* **SHORT PROBLEM**: From the listing below, pull out the lines that hold "background".

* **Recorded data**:
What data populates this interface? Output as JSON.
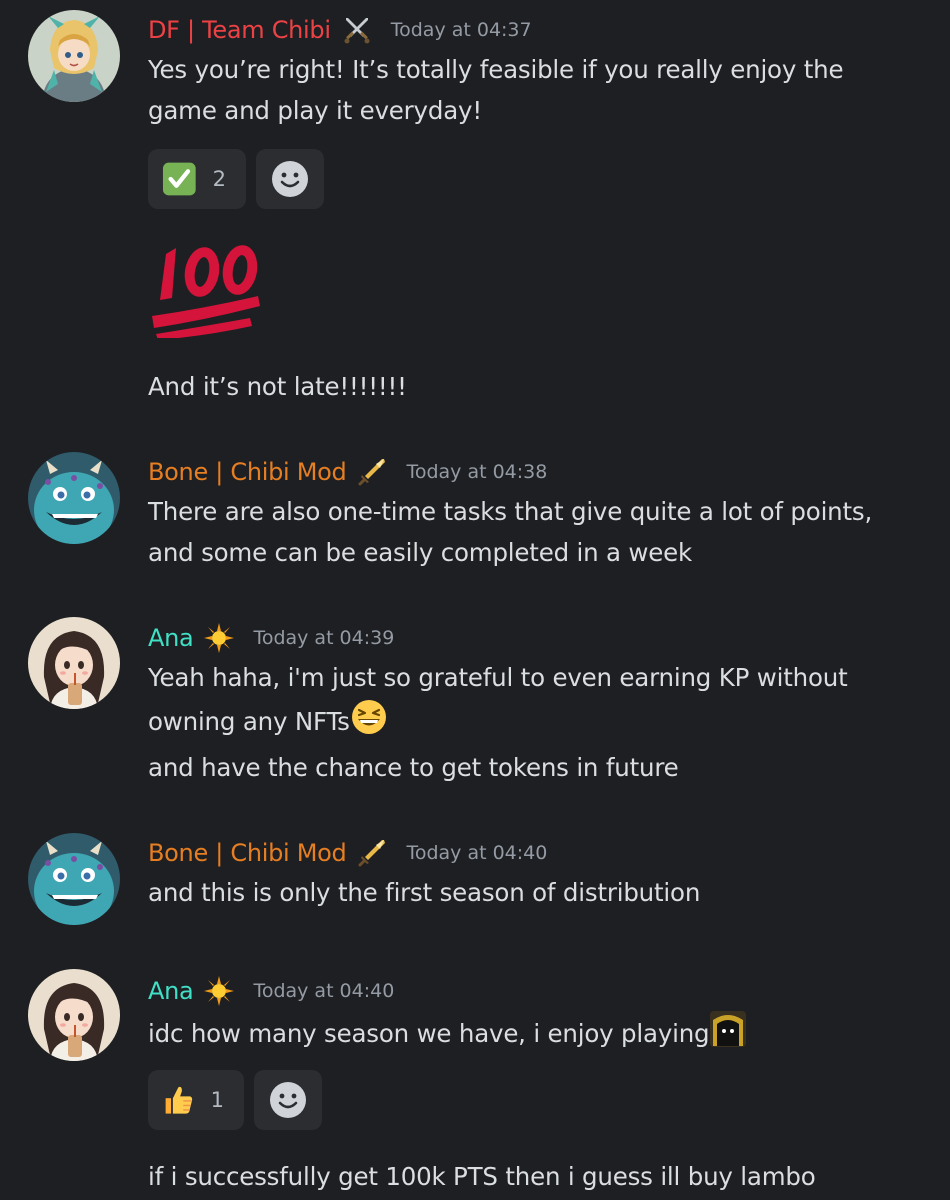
{
  "messages": [
    {
      "username": "DF | Team Chibi",
      "role_icon": "crossed-swords-icon",
      "username_color": "#ed4245",
      "timestamp": "Today at 04:37",
      "avatar": "valkyrie-warrior-avatar",
      "lines": [
        "Yes you’re right! It’s totally feasible if you really enjoy the",
        "game and play it everyday!"
      ],
      "reactions": [
        {
          "emoji": "check-mark-emoji",
          "count": "2"
        }
      ],
      "big_emoji": "hundred-points-emoji",
      "followup": "And it’s not late!!!!!!!"
    },
    {
      "username": "Bone | Chibi Mod",
      "role_icon": "sword-icon",
      "username_color": "#e67e22",
      "timestamp": "Today at 04:38",
      "avatar": "blue-monster-avatar",
      "lines": [
        "There are also one-time tasks that give quite a lot of points,",
        "and some can be easily completed in a week"
      ]
    },
    {
      "username": "Ana",
      "role_icon": "sun-icon",
      "username_color": "#3fe0c5",
      "timestamp": "Today at 04:39",
      "avatar": "anime-girl-avatar",
      "lines": [
        "Yeah haha, i'm just so grateful to even earning KP without",
        "owning any NFTs"
      ],
      "inline_emoji": "grinning-squinting-emoji",
      "followup": "and have the chance to get tokens in future"
    },
    {
      "username": "Bone | Chibi Mod",
      "role_icon": "sword-icon",
      "username_color": "#e67e22",
      "timestamp": "Today at 04:40",
      "avatar": "blue-monster-avatar",
      "lines": [
        "and this is only the first season of distribution"
      ]
    },
    {
      "username": "Ana",
      "role_icon": "sun-icon",
      "username_color": "#3fe0c5",
      "timestamp": "Today at 04:40",
      "avatar": "anime-girl-avatar",
      "lines": [
        "idc how many season we have, i enjoy playing"
      ],
      "inline_emoji": "dark-hooded-character-emoji",
      "reactions": [
        {
          "emoji": "thumbs-up-emoji",
          "count": "1"
        }
      ],
      "followup": "if i successfully get 100k PTS then i guess ill buy lambo"
    }
  ],
  "colors": {
    "background": "#1e1f22",
    "text": "#dbdee1",
    "timestamp": "#949ba4",
    "reaction_bg": "#2b2d31"
  }
}
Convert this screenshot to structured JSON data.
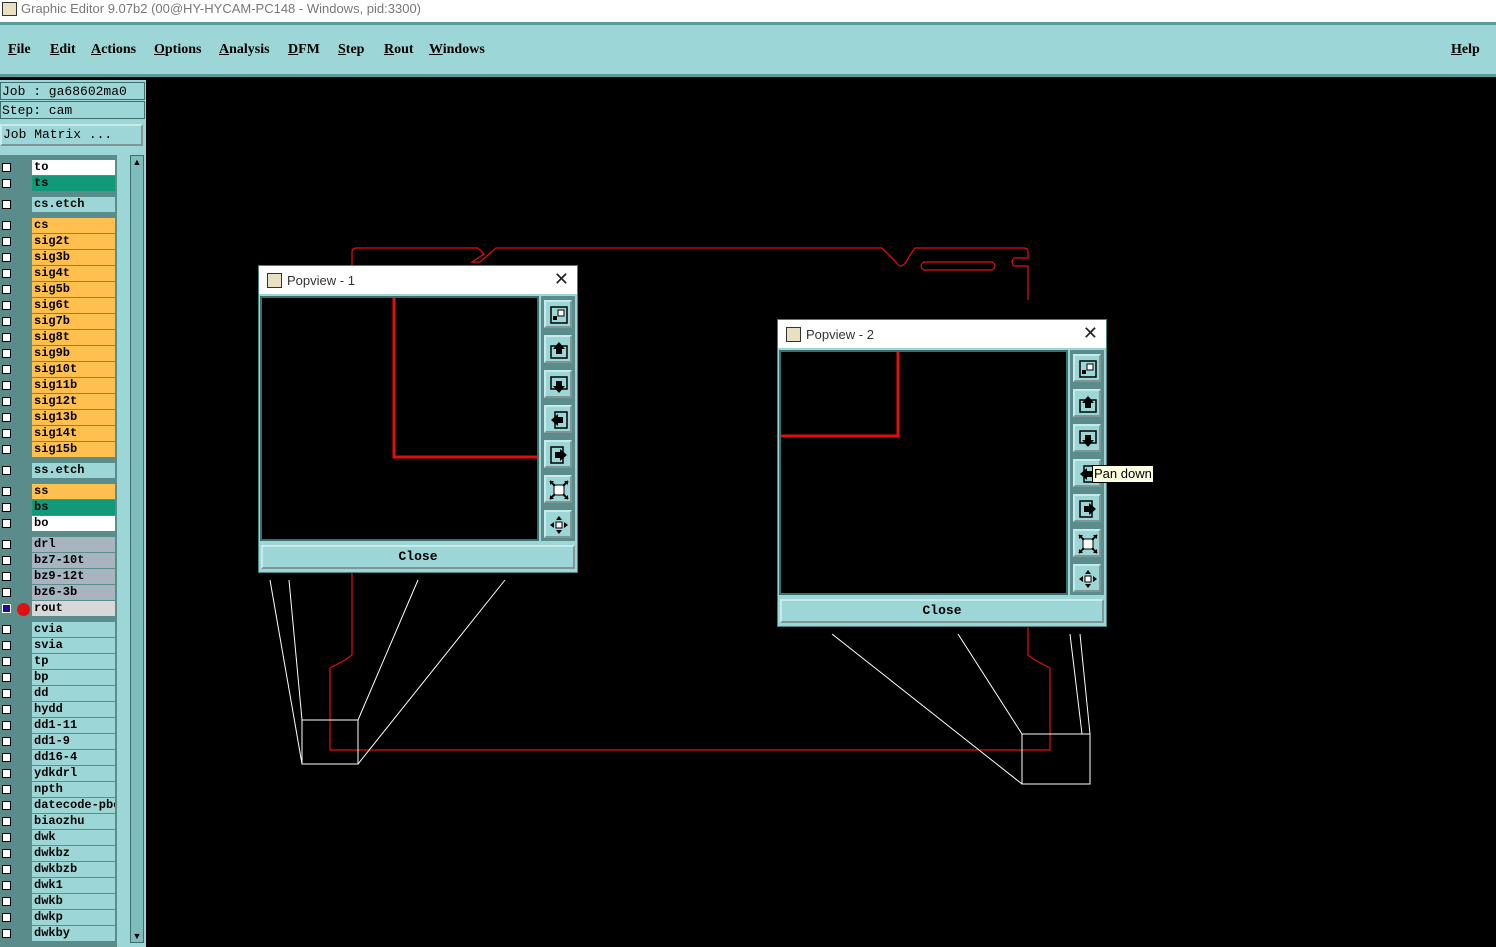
{
  "window": {
    "title": "Graphic Editor 9.07b2 (00@HY-HYCAM-PC148 - Windows, pid:3300)"
  },
  "menu": {
    "items": [
      "File",
      "Edit",
      "Actions",
      "Options",
      "Analysis",
      "DFM",
      "Step",
      "Rout",
      "Windows"
    ],
    "help": "Help"
  },
  "job": {
    "job_line": "Job : ga68602ma0",
    "step_line": "Step: cam",
    "matrix_button": "Job Matrix ..."
  },
  "layers": [
    {
      "name": "to",
      "color": "#ffffff"
    },
    {
      "name": "ts",
      "color": "#109a7a"
    },
    {
      "name": "cs.etch",
      "color": "#9dd6d6"
    },
    {
      "name": "cs",
      "color": "#ffc050"
    },
    {
      "name": "sig2t",
      "color": "#ffc050"
    },
    {
      "name": "sig3b",
      "color": "#ffc050"
    },
    {
      "name": "sig4t",
      "color": "#ffc050"
    },
    {
      "name": "sig5b",
      "color": "#ffc050"
    },
    {
      "name": "sig6t",
      "color": "#ffc050"
    },
    {
      "name": "sig7b",
      "color": "#ffc050"
    },
    {
      "name": "sig8t",
      "color": "#ffc050"
    },
    {
      "name": "sig9b",
      "color": "#ffc050"
    },
    {
      "name": "sig10t",
      "color": "#ffc050"
    },
    {
      "name": "sig11b",
      "color": "#ffc050"
    },
    {
      "name": "sig12t",
      "color": "#ffc050"
    },
    {
      "name": "sig13b",
      "color": "#ffc050"
    },
    {
      "name": "sig14t",
      "color": "#ffc050"
    },
    {
      "name": "sig15b",
      "color": "#ffc050"
    },
    {
      "name": "ss.etch",
      "color": "#9dd6d6"
    },
    {
      "name": "ss",
      "color": "#ffc050"
    },
    {
      "name": "bs",
      "color": "#109a7a"
    },
    {
      "name": "bo",
      "color": "#ffffff"
    },
    {
      "name": "drl",
      "color": "#a8b4c0"
    },
    {
      "name": "bz7-10t",
      "color": "#a8b4c0"
    },
    {
      "name": "bz9-12t",
      "color": "#a8b4c0"
    },
    {
      "name": "bz6-3b",
      "color": "#a8b4c0"
    },
    {
      "name": "rout",
      "color": "#d8d8d8",
      "active": true
    },
    {
      "name": "cvia",
      "color": "#9dd6d6"
    },
    {
      "name": "svia",
      "color": "#9dd6d6"
    },
    {
      "name": "tp",
      "color": "#9dd6d6"
    },
    {
      "name": "bp",
      "color": "#9dd6d6"
    },
    {
      "name": "dd",
      "color": "#9dd6d6"
    },
    {
      "name": "hydd",
      "color": "#9dd6d6"
    },
    {
      "name": "dd1-11",
      "color": "#9dd6d6"
    },
    {
      "name": "dd1-9",
      "color": "#9dd6d6"
    },
    {
      "name": "dd16-4",
      "color": "#9dd6d6"
    },
    {
      "name": "ydkdrl",
      "color": "#9dd6d6"
    },
    {
      "name": "npth",
      "color": "#9dd6d6"
    },
    {
      "name": "datecode-pbe",
      "color": "#9dd6d6"
    },
    {
      "name": "biaozhu",
      "color": "#9dd6d6"
    },
    {
      "name": "dwk",
      "color": "#9dd6d6"
    },
    {
      "name": "dwkbz",
      "color": "#9dd6d6"
    },
    {
      "name": "dwkbzb",
      "color": "#9dd6d6"
    },
    {
      "name": "dwk1",
      "color": "#9dd6d6"
    },
    {
      "name": "dwkb",
      "color": "#9dd6d6"
    },
    {
      "name": "dwkp",
      "color": "#9dd6d6"
    },
    {
      "name": "dwkby",
      "color": "#9dd6d6"
    }
  ],
  "popviews": [
    {
      "title": "Popview - 1",
      "close_label": "Close"
    },
    {
      "title": "Popview - 2",
      "close_label": "Close"
    }
  ],
  "tool_icons": [
    "zoom-home-icon",
    "pan-up-icon",
    "pan-down-icon",
    "pan-left-icon",
    "pan-right-icon",
    "zoom-in-icon",
    "zoom-out-icon"
  ],
  "tooltip": "Pan down",
  "colors": {
    "panel": "#9dd6d6",
    "outline": "#e01010",
    "background": "#000000"
  }
}
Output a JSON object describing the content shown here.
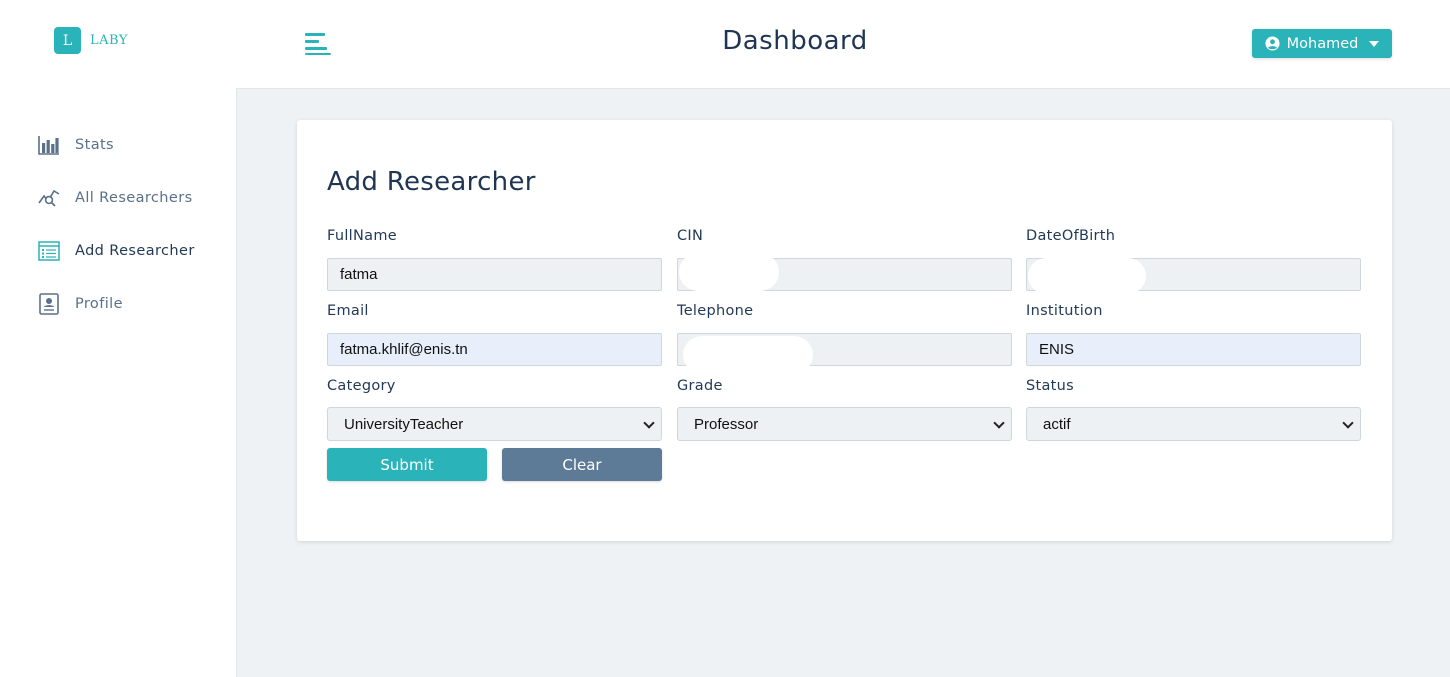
{
  "brand": {
    "letter": "L",
    "name": "LABY",
    "color": "#2ab3b8"
  },
  "header": {
    "title": "Dashboard",
    "menu_icon": "hamburger-icon"
  },
  "user_menu": {
    "name": "Mohamed",
    "icon": "user-circle-icon"
  },
  "sidebar": {
    "items": [
      {
        "label": "Stats",
        "icon": "bar-chart-icon",
        "active": false
      },
      {
        "label": "All Researchers",
        "icon": "line-chart-search-icon",
        "active": false
      },
      {
        "label": "Add Researcher",
        "icon": "form-list-icon",
        "active": true
      },
      {
        "label": "Profile",
        "icon": "id-card-icon",
        "active": false
      }
    ]
  },
  "form": {
    "title": "Add Researcher",
    "fields": {
      "fullname": {
        "label": "FullName",
        "value": "fatma"
      },
      "cin": {
        "label": "CIN",
        "value": ""
      },
      "dob": {
        "label": "DateOfBirth",
        "value": ""
      },
      "email": {
        "label": "Email",
        "value": "fatma.khlif@enis.tn"
      },
      "telephone": {
        "label": "Telephone",
        "value": ""
      },
      "institution": {
        "label": "Institution",
        "value": "ENIS"
      },
      "category": {
        "label": "Category",
        "value": "UniversityTeacher"
      },
      "grade": {
        "label": "Grade",
        "value": "Professor"
      },
      "status": {
        "label": "Status",
        "value": "actif"
      }
    },
    "submit_label": "Submit",
    "clear_label": "Clear"
  },
  "colors": {
    "accent": "#2ab3b8",
    "secondary": "#5d7a96",
    "background": "#eff2f4",
    "text": "#233a57"
  }
}
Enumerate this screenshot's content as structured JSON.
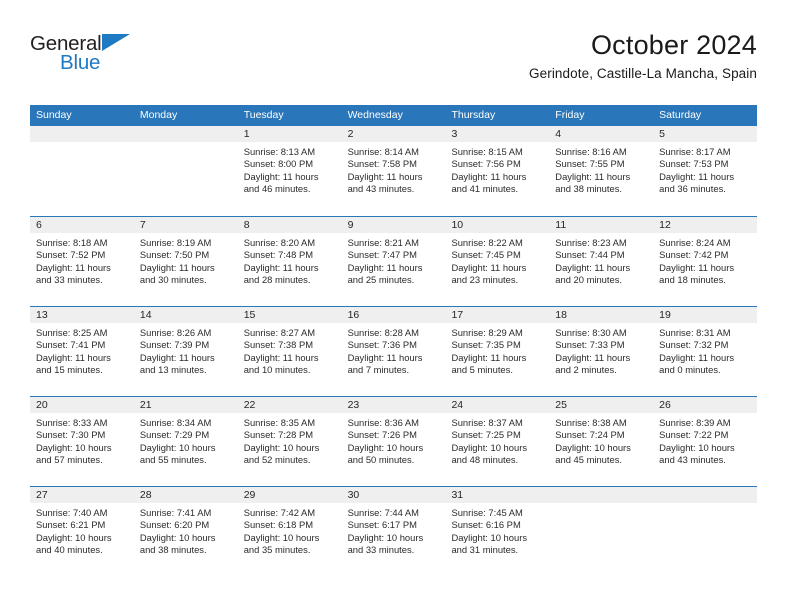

* **THE RESULT**:
    "background": "#1e1f22",
    "background": "#000000"
    "background": "#eff2f4",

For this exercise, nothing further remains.